▸ WHAT YOU ARE ASKED TO DO:
Copy every line from the data below in which the string "JSON" can be found.

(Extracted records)
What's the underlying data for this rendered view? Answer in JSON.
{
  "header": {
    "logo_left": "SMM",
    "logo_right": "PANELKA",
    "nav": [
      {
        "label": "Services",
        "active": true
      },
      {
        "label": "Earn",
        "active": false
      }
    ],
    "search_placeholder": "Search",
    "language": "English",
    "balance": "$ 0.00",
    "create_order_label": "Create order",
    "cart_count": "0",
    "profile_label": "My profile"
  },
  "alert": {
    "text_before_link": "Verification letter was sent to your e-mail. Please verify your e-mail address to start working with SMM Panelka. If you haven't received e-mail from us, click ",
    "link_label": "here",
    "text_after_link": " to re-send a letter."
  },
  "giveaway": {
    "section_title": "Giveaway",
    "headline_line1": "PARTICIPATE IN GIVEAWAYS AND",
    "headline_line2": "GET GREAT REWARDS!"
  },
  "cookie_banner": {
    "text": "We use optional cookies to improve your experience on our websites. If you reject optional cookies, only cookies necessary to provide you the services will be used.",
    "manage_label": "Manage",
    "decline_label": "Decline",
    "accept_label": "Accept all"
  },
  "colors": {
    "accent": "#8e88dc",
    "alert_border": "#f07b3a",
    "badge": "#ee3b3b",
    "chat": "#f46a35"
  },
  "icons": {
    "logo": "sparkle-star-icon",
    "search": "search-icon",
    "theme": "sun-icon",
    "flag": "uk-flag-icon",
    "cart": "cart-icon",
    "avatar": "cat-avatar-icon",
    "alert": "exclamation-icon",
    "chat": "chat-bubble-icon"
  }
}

* * *

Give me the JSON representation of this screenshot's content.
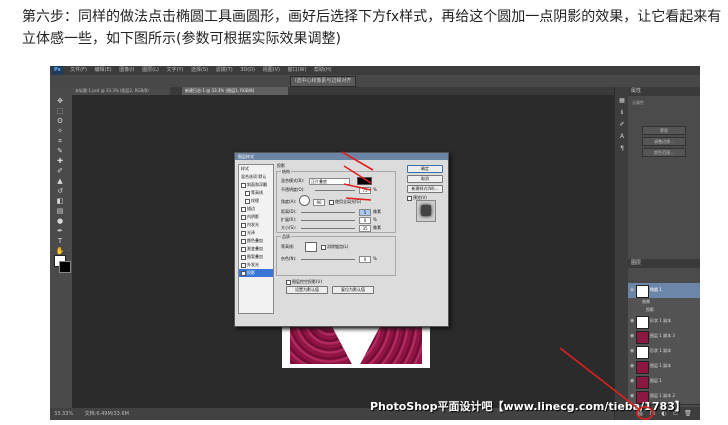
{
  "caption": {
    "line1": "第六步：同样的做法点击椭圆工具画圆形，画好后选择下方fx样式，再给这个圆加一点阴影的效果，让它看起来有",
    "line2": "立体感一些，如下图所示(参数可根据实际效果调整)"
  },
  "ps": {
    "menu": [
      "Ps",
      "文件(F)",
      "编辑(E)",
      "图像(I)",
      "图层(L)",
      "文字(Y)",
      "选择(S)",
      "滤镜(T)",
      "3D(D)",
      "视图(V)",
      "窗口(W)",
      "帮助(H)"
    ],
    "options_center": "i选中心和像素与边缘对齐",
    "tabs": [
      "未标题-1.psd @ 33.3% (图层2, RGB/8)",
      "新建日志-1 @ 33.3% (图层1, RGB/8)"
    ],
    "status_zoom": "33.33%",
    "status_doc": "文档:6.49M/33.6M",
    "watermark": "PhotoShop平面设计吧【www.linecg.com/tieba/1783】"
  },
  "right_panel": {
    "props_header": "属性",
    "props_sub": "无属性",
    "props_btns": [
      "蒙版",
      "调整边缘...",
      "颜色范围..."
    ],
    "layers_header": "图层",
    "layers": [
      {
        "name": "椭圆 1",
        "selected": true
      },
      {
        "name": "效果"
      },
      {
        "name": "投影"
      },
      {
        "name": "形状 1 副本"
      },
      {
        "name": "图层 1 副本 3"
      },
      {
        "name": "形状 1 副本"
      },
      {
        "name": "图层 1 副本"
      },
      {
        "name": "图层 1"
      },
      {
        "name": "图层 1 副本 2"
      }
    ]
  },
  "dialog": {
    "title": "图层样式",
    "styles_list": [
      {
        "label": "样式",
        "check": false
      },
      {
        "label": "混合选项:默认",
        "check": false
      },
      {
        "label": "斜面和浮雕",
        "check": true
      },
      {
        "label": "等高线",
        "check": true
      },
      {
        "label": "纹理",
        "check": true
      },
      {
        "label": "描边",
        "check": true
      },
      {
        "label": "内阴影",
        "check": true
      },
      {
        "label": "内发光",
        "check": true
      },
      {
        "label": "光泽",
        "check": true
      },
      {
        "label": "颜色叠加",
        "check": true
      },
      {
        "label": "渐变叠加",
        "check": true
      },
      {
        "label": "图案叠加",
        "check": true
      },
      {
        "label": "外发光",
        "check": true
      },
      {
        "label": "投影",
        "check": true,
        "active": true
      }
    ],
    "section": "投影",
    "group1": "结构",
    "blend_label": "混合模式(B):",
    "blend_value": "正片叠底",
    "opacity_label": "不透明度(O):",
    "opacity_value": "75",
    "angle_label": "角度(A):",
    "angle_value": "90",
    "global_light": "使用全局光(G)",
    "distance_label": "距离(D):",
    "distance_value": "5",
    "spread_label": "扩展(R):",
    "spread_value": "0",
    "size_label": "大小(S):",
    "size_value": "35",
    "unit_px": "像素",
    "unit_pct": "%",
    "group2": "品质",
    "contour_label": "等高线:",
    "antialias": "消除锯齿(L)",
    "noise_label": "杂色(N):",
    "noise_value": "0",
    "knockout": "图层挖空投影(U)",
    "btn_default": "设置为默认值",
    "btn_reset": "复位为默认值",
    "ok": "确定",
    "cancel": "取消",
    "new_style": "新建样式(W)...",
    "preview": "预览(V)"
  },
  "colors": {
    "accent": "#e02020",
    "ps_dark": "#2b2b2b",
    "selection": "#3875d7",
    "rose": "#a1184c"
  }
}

▸ SOLUTION TO THIS PROBLEM:
What's the underlying data for this rendered view? Answer in JSON.
Give me the JSON representation of this screenshot's content.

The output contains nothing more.